_Set task:_ Where a line of the material contains the string "stayed", copy that line.
════
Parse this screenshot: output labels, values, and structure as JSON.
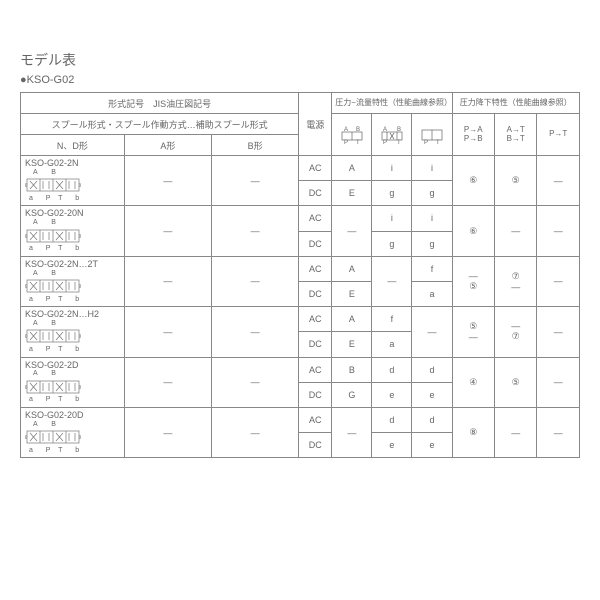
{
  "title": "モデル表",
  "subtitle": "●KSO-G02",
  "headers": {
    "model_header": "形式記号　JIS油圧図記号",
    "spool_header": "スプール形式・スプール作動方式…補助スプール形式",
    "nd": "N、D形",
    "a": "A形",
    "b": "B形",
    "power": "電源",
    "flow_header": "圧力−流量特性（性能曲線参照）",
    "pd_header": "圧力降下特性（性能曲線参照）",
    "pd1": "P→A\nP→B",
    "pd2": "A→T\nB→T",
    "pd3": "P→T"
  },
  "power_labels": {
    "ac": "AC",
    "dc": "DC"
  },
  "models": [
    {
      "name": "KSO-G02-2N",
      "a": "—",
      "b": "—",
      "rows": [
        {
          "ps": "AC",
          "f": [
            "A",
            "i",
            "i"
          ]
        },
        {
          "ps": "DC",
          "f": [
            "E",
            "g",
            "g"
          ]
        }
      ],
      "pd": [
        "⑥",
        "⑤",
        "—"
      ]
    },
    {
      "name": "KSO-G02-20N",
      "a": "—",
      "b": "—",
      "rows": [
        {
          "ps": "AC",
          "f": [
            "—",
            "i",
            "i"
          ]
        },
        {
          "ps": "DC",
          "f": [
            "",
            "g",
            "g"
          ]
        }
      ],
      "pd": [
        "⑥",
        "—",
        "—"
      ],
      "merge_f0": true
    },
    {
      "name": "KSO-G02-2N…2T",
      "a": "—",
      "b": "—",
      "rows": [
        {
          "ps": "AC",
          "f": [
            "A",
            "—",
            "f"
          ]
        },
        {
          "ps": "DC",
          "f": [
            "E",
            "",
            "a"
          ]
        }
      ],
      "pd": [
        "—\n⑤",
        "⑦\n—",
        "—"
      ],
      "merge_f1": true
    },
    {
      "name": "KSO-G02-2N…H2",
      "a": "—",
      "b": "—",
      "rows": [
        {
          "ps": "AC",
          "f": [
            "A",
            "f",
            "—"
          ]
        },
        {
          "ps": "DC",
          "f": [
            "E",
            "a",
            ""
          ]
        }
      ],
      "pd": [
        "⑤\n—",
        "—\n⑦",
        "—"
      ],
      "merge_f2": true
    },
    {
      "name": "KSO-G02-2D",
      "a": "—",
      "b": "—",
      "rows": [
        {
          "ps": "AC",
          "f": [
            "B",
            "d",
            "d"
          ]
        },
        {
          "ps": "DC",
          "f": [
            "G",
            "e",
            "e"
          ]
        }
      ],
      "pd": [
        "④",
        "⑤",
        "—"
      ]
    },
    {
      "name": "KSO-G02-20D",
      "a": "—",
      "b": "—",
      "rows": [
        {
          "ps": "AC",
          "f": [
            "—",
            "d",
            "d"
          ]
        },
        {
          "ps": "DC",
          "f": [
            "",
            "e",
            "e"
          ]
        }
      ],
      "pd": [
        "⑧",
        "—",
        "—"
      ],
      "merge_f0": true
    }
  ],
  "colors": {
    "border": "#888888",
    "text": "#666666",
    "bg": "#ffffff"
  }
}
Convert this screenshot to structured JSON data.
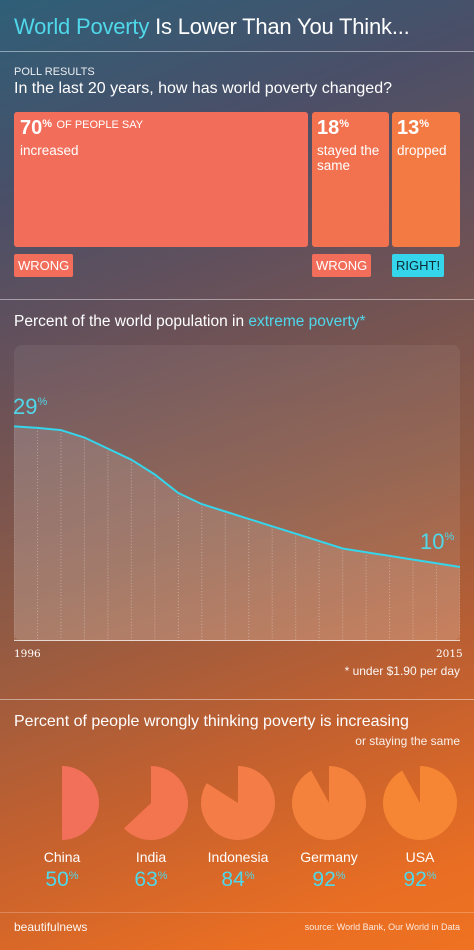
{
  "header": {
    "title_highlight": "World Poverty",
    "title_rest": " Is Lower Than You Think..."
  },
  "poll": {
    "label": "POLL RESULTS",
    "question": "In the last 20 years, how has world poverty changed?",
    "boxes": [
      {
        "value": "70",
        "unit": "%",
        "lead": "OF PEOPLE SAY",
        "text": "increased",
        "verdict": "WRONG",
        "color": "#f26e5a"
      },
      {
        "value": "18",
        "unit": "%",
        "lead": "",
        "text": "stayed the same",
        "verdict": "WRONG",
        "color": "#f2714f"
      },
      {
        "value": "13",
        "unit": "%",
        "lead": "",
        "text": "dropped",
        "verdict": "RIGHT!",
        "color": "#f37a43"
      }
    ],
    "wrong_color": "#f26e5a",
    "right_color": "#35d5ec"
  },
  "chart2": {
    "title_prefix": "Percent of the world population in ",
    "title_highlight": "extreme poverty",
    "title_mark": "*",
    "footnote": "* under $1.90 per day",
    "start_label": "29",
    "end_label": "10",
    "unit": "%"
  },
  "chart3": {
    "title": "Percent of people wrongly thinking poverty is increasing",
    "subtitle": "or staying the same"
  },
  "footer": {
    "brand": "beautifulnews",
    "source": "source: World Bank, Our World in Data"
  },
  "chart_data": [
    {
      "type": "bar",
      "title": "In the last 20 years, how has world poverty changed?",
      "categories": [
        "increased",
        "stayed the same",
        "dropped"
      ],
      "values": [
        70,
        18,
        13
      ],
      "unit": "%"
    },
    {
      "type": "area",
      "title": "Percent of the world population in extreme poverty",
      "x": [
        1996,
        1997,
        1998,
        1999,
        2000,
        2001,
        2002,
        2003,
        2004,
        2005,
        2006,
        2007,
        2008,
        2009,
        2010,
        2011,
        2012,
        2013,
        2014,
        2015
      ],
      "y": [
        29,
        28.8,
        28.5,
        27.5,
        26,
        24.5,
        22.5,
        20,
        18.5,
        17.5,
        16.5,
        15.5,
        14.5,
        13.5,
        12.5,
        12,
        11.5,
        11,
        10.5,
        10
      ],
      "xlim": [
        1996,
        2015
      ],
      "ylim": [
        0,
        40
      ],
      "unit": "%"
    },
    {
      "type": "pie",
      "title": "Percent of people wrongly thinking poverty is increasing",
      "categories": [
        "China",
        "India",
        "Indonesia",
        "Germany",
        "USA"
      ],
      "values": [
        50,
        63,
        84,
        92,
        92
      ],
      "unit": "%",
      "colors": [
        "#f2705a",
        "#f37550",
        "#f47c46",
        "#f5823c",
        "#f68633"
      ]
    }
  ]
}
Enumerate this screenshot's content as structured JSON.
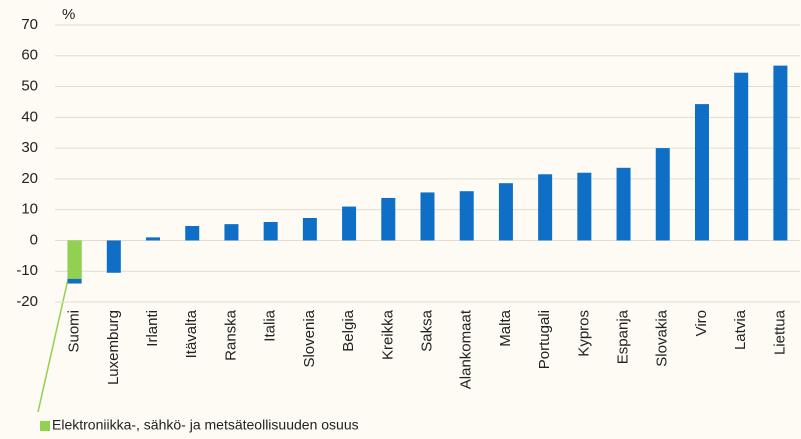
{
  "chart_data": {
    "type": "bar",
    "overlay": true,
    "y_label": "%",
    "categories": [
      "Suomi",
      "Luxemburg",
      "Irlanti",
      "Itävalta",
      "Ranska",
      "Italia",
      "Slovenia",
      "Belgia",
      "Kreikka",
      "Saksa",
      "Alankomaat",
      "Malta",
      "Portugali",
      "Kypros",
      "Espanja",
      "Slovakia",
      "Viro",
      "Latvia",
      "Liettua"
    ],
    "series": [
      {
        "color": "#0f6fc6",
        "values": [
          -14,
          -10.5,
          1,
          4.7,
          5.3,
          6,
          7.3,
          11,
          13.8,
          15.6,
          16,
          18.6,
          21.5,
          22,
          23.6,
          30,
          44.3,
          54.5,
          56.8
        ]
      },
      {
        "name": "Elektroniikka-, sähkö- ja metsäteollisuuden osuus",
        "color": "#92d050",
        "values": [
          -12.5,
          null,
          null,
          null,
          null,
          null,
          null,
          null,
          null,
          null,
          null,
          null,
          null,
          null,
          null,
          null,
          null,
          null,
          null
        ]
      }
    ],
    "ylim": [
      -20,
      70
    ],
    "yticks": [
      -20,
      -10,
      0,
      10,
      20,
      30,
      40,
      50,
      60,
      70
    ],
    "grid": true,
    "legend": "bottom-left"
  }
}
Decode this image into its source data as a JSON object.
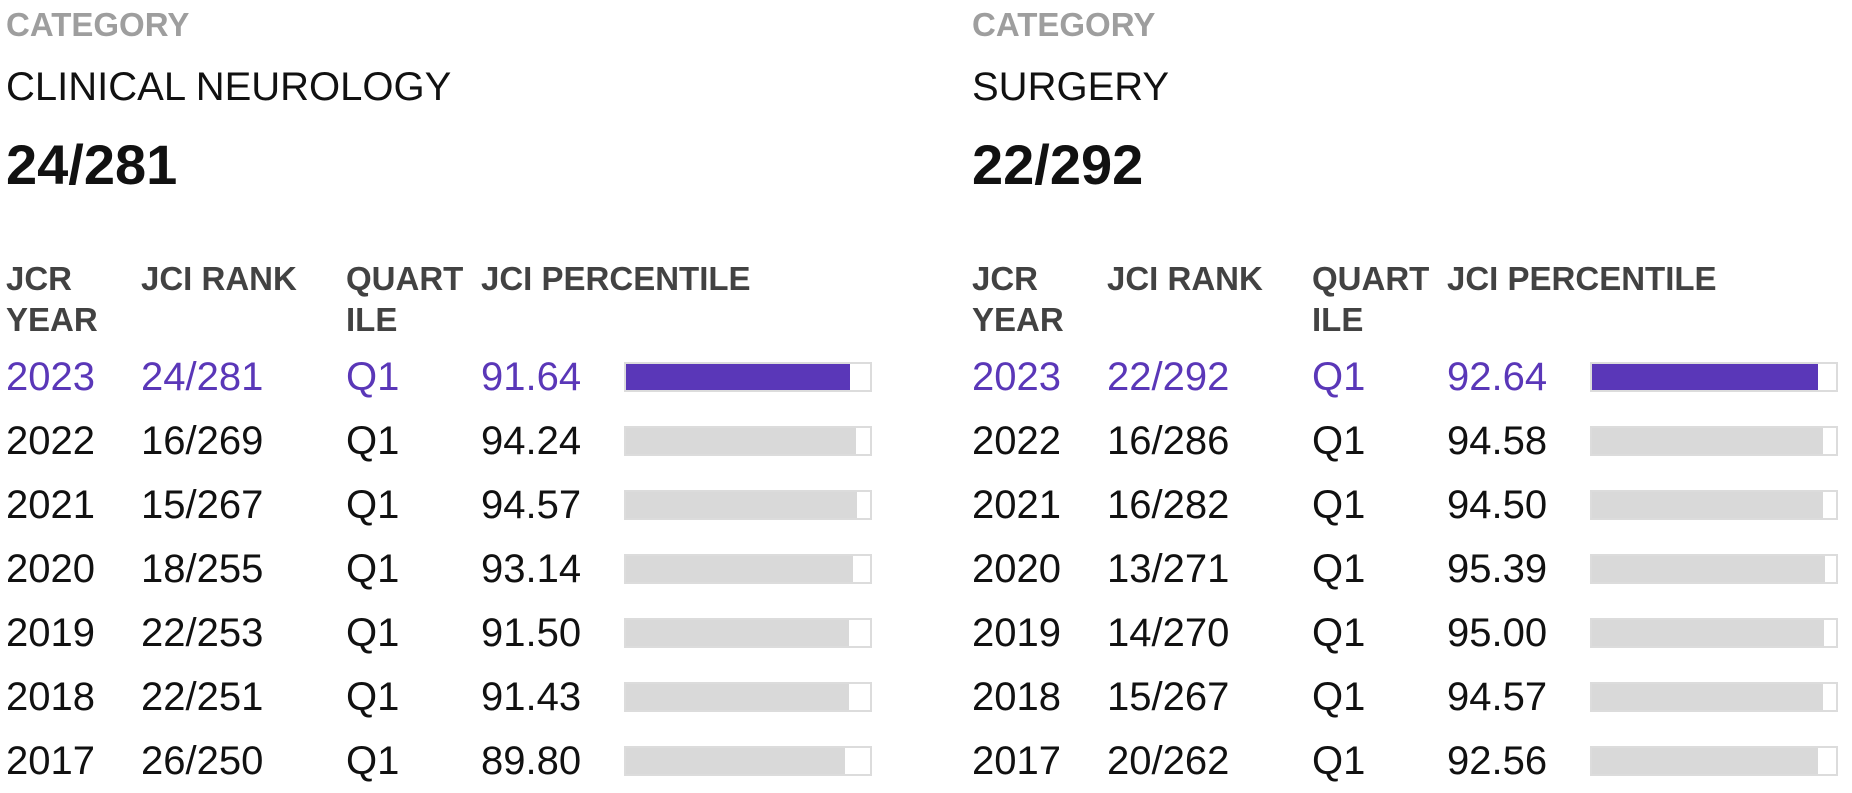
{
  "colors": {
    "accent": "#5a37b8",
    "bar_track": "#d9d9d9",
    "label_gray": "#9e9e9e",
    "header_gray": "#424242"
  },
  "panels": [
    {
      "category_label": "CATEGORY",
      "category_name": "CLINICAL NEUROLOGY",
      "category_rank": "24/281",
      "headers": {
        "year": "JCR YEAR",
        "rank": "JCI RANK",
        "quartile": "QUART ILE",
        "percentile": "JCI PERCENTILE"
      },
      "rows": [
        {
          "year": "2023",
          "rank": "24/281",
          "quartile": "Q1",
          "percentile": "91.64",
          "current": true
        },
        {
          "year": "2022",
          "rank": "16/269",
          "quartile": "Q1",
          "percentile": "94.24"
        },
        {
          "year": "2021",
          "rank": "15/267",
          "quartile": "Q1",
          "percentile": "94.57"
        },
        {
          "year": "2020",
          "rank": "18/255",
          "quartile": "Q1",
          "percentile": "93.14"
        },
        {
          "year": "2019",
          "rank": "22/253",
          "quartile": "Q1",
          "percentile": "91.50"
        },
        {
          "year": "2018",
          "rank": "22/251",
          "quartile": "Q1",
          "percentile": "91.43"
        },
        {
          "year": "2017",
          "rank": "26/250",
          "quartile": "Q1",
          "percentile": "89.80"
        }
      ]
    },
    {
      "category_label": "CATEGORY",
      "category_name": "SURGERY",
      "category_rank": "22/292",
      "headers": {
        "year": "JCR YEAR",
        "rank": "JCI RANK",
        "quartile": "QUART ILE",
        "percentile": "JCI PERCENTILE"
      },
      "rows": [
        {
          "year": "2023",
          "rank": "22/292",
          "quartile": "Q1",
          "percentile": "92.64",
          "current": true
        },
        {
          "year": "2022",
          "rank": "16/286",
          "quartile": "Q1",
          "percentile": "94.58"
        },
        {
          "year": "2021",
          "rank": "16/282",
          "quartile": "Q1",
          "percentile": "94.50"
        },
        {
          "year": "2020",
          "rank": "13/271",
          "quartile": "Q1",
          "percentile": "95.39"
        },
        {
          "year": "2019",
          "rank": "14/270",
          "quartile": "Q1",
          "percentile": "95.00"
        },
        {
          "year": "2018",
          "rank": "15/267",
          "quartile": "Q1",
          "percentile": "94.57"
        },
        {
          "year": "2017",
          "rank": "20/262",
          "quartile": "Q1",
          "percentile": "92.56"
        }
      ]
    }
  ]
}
════
_Complete response:_
        "text": "stayed the same",
        "stayed the same",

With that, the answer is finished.